All lines below must be repeated exactly, with the pictures omitted.

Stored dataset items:

** begin **

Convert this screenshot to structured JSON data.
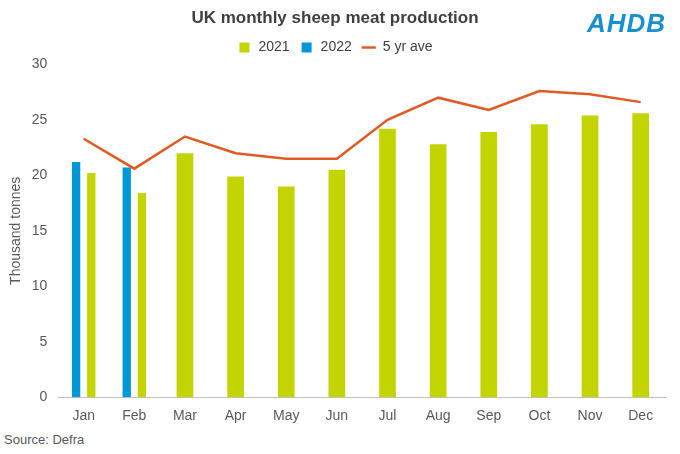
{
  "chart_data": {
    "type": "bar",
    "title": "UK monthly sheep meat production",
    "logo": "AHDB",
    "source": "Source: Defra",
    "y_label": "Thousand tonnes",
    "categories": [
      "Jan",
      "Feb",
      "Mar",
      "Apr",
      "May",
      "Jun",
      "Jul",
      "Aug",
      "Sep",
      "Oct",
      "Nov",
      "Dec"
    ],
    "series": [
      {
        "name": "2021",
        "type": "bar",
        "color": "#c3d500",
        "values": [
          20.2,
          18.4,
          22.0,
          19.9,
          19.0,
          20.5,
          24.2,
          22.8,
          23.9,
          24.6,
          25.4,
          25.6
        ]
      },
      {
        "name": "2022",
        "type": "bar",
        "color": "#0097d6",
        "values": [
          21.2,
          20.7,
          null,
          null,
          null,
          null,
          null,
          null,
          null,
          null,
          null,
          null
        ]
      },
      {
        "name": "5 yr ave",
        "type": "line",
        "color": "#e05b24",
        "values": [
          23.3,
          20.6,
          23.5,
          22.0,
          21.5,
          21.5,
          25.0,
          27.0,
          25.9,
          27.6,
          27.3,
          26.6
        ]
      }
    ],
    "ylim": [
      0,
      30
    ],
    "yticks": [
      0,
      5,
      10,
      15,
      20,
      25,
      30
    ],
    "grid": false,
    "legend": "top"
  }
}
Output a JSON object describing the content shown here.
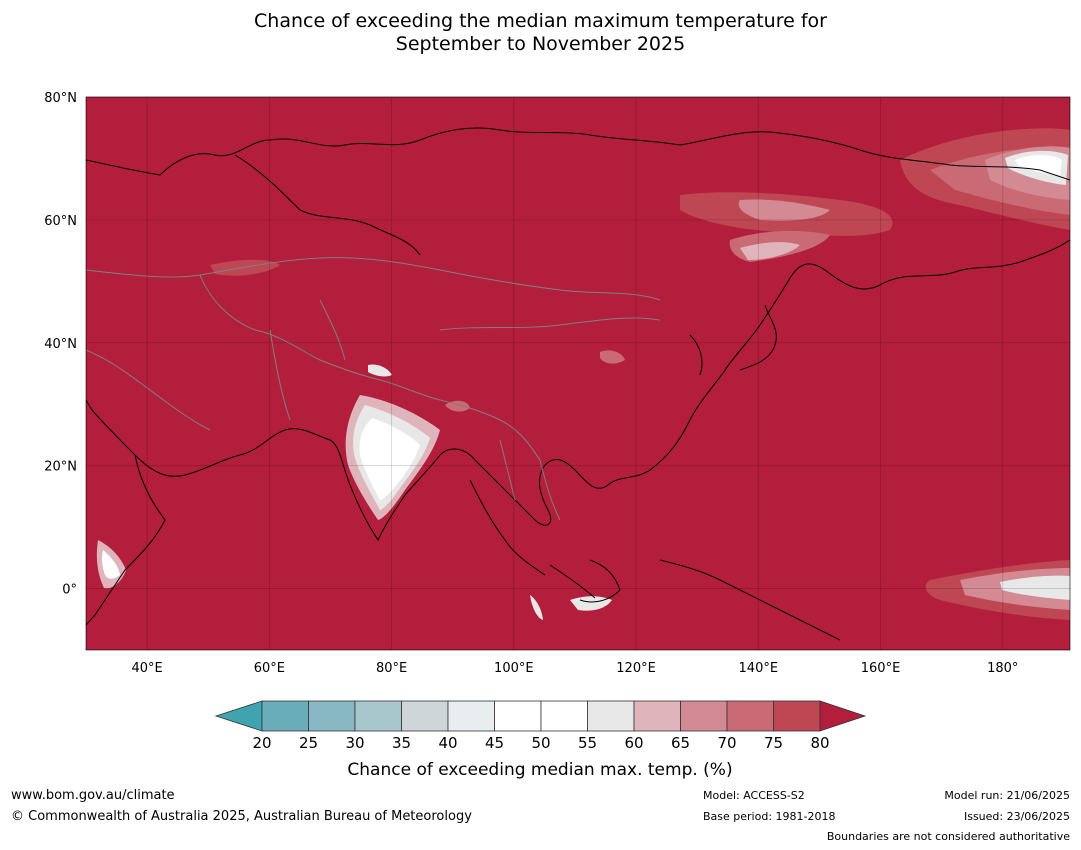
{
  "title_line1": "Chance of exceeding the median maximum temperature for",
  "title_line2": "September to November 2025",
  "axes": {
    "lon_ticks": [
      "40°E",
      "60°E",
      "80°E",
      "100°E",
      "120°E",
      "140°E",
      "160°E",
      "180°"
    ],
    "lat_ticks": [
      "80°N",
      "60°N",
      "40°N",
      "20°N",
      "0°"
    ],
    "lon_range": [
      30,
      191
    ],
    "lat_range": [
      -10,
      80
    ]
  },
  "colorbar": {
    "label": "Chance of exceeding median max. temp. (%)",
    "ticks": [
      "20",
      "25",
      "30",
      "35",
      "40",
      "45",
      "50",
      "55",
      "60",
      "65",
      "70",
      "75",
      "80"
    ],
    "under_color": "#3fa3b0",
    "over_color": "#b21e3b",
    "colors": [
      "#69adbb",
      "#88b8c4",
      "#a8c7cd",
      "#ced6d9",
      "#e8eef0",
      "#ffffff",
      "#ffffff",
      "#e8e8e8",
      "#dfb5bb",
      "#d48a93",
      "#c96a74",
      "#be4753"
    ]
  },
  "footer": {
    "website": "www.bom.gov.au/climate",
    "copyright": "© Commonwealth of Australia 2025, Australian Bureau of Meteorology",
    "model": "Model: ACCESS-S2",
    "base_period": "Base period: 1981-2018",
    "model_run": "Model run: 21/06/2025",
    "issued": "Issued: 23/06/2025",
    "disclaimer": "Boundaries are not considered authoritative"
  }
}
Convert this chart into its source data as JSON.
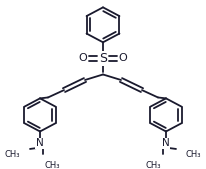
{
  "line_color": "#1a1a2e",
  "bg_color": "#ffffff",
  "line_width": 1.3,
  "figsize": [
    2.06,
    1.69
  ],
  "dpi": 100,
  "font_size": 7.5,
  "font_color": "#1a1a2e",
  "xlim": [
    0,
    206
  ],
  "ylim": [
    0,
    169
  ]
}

** end **

> _ANSWER FOR THE TASK_
Convert this screenshot to structured JSON data.
{
  "chart_data": {
    "type": "bar",
    "title": "UK monthly sheep meat production",
    "logo": "AHDB",
    "source": "Source: Defra",
    "y_label": "Thousand tonnes",
    "categories": [
      "Jan",
      "Feb",
      "Mar",
      "Apr",
      "May",
      "Jun",
      "Jul",
      "Aug",
      "Sep",
      "Oct",
      "Nov",
      "Dec"
    ],
    "series": [
      {
        "name": "2021",
        "type": "bar",
        "color": "#c3d500",
        "values": [
          20.2,
          18.4,
          22.0,
          19.9,
          19.0,
          20.5,
          24.2,
          22.8,
          23.9,
          24.6,
          25.4,
          25.6
        ]
      },
      {
        "name": "2022",
        "type": "bar",
        "color": "#0097d6",
        "values": [
          21.2,
          20.7,
          null,
          null,
          null,
          null,
          null,
          null,
          null,
          null,
          null,
          null
        ]
      },
      {
        "name": "5 yr ave",
        "type": "line",
        "color": "#e05b24",
        "values": [
          23.3,
          20.6,
          23.5,
          22.0,
          21.5,
          21.5,
          25.0,
          27.0,
          25.9,
          27.6,
          27.3,
          26.6
        ]
      }
    ],
    "ylim": [
      0,
      30
    ],
    "yticks": [
      0,
      5,
      10,
      15,
      20,
      25,
      30
    ],
    "grid": false,
    "legend": "top"
  }
}
Output a JSON object describing the content shown here.
{
  "title_line1": "Chance of exceeding the median maximum temperature for",
  "title_line2": "September to November 2025",
  "axes": {
    "lon_ticks": [
      "40°E",
      "60°E",
      "80°E",
      "100°E",
      "120°E",
      "140°E",
      "160°E",
      "180°"
    ],
    "lat_ticks": [
      "80°N",
      "60°N",
      "40°N",
      "20°N",
      "0°"
    ],
    "lon_range": [
      30,
      191
    ],
    "lat_range": [
      -10,
      80
    ]
  },
  "colorbar": {
    "label": "Chance of exceeding median max. temp. (%)",
    "ticks": [
      "20",
      "25",
      "30",
      "35",
      "40",
      "45",
      "50",
      "55",
      "60",
      "65",
      "70",
      "75",
      "80"
    ],
    "under_color": "#3fa3b0",
    "over_color": "#b21e3b",
    "colors": [
      "#69adbb",
      "#88b8c4",
      "#a8c7cd",
      "#ced6d9",
      "#e8eef0",
      "#ffffff",
      "#ffffff",
      "#e8e8e8",
      "#dfb5bb",
      "#d48a93",
      "#c96a74",
      "#be4753"
    ]
  },
  "footer": {
    "website": "www.bom.gov.au/climate",
    "copyright": "© Commonwealth of Australia 2025, Australian Bureau of Meteorology",
    "model": "Model: ACCESS-S2",
    "base_period": "Base period: 1981-2018",
    "model_run": "Model run: 21/06/2025",
    "issued": "Issued: 23/06/2025",
    "disclaimer": "Boundaries are not considered authoritative"
  }
}
Convert this chart into its source data as JSON.
{
  "line_color": "#1a1a2e",
  "bg_color": "#ffffff",
  "line_width": 1.3,
  "figsize": [
    2.06,
    1.69
  ],
  "dpi": 100,
  "font_size": 7.5,
  "font_color": "#1a1a2e",
  "xlim": [
    0,
    206
  ],
  "ylim": [
    0,
    169
  ]
}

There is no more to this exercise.